• [AVAILABLE DATA]
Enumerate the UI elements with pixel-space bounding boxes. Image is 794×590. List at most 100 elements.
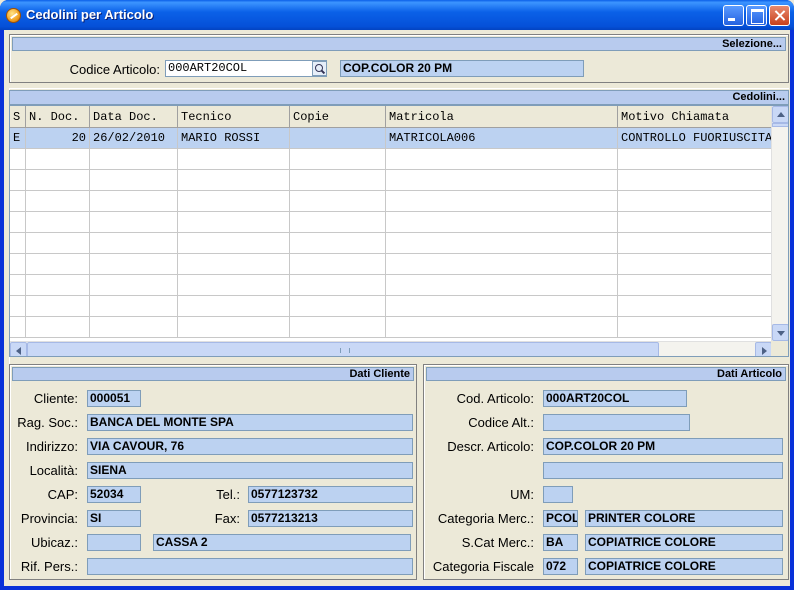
table-cell: [90, 149, 178, 170]
table-cell: [290, 254, 386, 275]
table-cell: [90, 170, 178, 191]
cap-field: 52034: [87, 486, 141, 503]
table-header: S N. Doc. Data Doc. Tecnico Copie Matricola Mo…: [10, 106, 778, 128]
column-header[interactable]: N. Doc.: [26, 106, 90, 128]
maximize-button[interactable]: [746, 5, 767, 26]
table-row[interactable]: [10, 149, 778, 170]
categoria-merc-label: Categoria Merc.:: [437, 511, 534, 526]
table-cell: [290, 296, 386, 317]
table-row[interactable]: [10, 317, 778, 338]
table-cell: E: [10, 128, 26, 149]
table-cell: 26/02/2010: [90, 128, 178, 149]
column-header[interactable]: Copie: [290, 106, 386, 128]
table-cell: [90, 254, 178, 275]
horizontal-scrollbar[interactable]: [10, 341, 772, 356]
cliente-code-field: 000051: [87, 390, 141, 407]
codice-articolo-input[interactable]: 000ART20COL: [165, 60, 327, 77]
table-cell: [290, 212, 386, 233]
localita-field: SIENA: [87, 462, 413, 479]
selection-header: Selezione...: [12, 37, 786, 51]
column-header[interactable]: Tecnico: [178, 106, 290, 128]
ubicaz-field: CASSA 2: [153, 534, 411, 551]
column-header[interactable]: S: [10, 106, 26, 128]
cod-articolo-label: Cod. Articolo:: [456, 391, 534, 406]
scroll-down-button[interactable]: [772, 324, 788, 341]
codice-alt-label: Codice Alt.:: [468, 415, 534, 430]
vertical-scroll-thumb[interactable]: [772, 123, 788, 127]
table-cell: [618, 296, 778, 317]
cliente-label: Cliente:: [33, 391, 78, 406]
minimize-button[interactable]: [723, 5, 744, 26]
table-cell: [10, 317, 26, 338]
table-cell: [618, 275, 778, 296]
table-cell: [90, 275, 178, 296]
table-cell: [90, 233, 178, 254]
table-cell: MARIO ROSSI: [178, 128, 290, 149]
selection-group: Selezione... Codice Articolo: 000ART20CO…: [9, 34, 789, 83]
um-label: UM:: [510, 487, 534, 502]
table-row[interactable]: [10, 233, 778, 254]
table-cell: [618, 254, 778, 275]
rifpers-label: Rif. Pers.:: [20, 559, 78, 574]
codice-articolo-label: Codice Articolo:: [69, 62, 160, 77]
vertical-scrollbar[interactable]: [771, 106, 788, 341]
title-bar[interactable]: Cedolini per Articolo: [0, 0, 794, 30]
indirizzo-label: Indirizzo:: [25, 439, 78, 454]
table-cell: [26, 296, 90, 317]
table-cell: [290, 191, 386, 212]
table-cell: [386, 317, 618, 338]
table-cell: [178, 149, 290, 170]
scroll-right-button[interactable]: [755, 342, 772, 356]
localita-label: Località:: [29, 463, 78, 478]
cap-label: CAP:: [47, 487, 78, 502]
table-cell: [10, 233, 26, 254]
provincia-field: SI: [87, 510, 141, 527]
column-header[interactable]: Data Doc.: [90, 106, 178, 128]
table-row[interactable]: [10, 170, 778, 191]
table-row[interactable]: [10, 275, 778, 296]
articolo-description: COP.COLOR 20 PM: [340, 60, 584, 77]
table-cell: [10, 212, 26, 233]
table-cell: [290, 170, 386, 191]
search-icon[interactable]: [312, 61, 327, 76]
table-cell: [26, 191, 90, 212]
table-row[interactable]: [10, 191, 778, 212]
column-header[interactable]: Matricola: [386, 106, 618, 128]
table-cell: [386, 275, 618, 296]
table-cell: [10, 275, 26, 296]
table-cell: [178, 317, 290, 338]
table-cell: [618, 317, 778, 338]
categoria-fiscale-field: COPIATRICE COLORE: [585, 558, 783, 575]
tel-label: Tel.:: [216, 487, 240, 502]
table-cell: [290, 317, 386, 338]
table-cell: [386, 233, 618, 254]
table-cell: [178, 233, 290, 254]
table-cell: [386, 149, 618, 170]
table-cell: [26, 212, 90, 233]
cedolini-table[interactable]: S N. Doc. Data Doc. Tecnico Copie Matricola Mo…: [9, 105, 789, 357]
descr-articolo-label: Descr. Articolo:: [447, 439, 534, 454]
categoria-fiscale-label: Categoria Fiscale: [432, 559, 534, 574]
table-cell: [618, 233, 778, 254]
ragsoc-field: BANCA DEL MONTE SPA: [87, 414, 413, 431]
table-cell: [26, 170, 90, 191]
horizontal-scroll-thumb[interactable]: [27, 342, 659, 356]
table-row[interactable]: [10, 254, 778, 275]
table-row[interactable]: E 20 26/02/2010 MARIO ROSSI MATRICOLA006 CONT…: [10, 128, 778, 149]
table-cell: [386, 296, 618, 317]
app-icon: [6, 8, 21, 23]
table-cell: [618, 212, 778, 233]
table-cell: [290, 128, 386, 149]
scroll-left-button[interactable]: [10, 342, 27, 356]
scroll-up-button[interactable]: [772, 106, 788, 123]
table-cell: [10, 296, 26, 317]
table-row[interactable]: [10, 212, 778, 233]
scroll-corner: [771, 341, 788, 356]
close-button[interactable]: [769, 5, 790, 26]
table-row[interactable]: [10, 296, 778, 317]
cliente-group: Dati Cliente Cliente: 000051 Rag. Soc.: …: [9, 364, 417, 580]
column-header[interactable]: Motivo Chiamata: [618, 106, 778, 128]
cedolini-header: Cedolini...: [9, 90, 789, 105]
ubicaz-label: Ubicaz.:: [31, 535, 78, 550]
table-cell: [386, 254, 618, 275]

• [DIRECTION] Reproduce the entries starting at the line containing "table-cell: [90, 149, 178, 170]" and ending at the line containing "categoria-merc-label: Categoria Merc.:: [437, 511, 534, 526]", swapping "maximize-button" for "restore-button" and keeping everything else the same. Return only those lines.

• [RESPONSE TO THIS TASK]
table-cell: [90, 149, 178, 170]
table-cell: [290, 254, 386, 275]
table-cell: [90, 170, 178, 191]
cap-field: 52034: [87, 486, 141, 503]
table-header: S N. Doc. Data Doc. Tecnico Copie Matricola Mo…: [10, 106, 778, 128]
column-header[interactable]: N. Doc.: [26, 106, 90, 128]
restore-button[interactable]: [746, 5, 767, 26]
table-row[interactable]: [10, 149, 778, 170]
categoria-merc-label: Categoria Merc.:: [437, 511, 534, 526]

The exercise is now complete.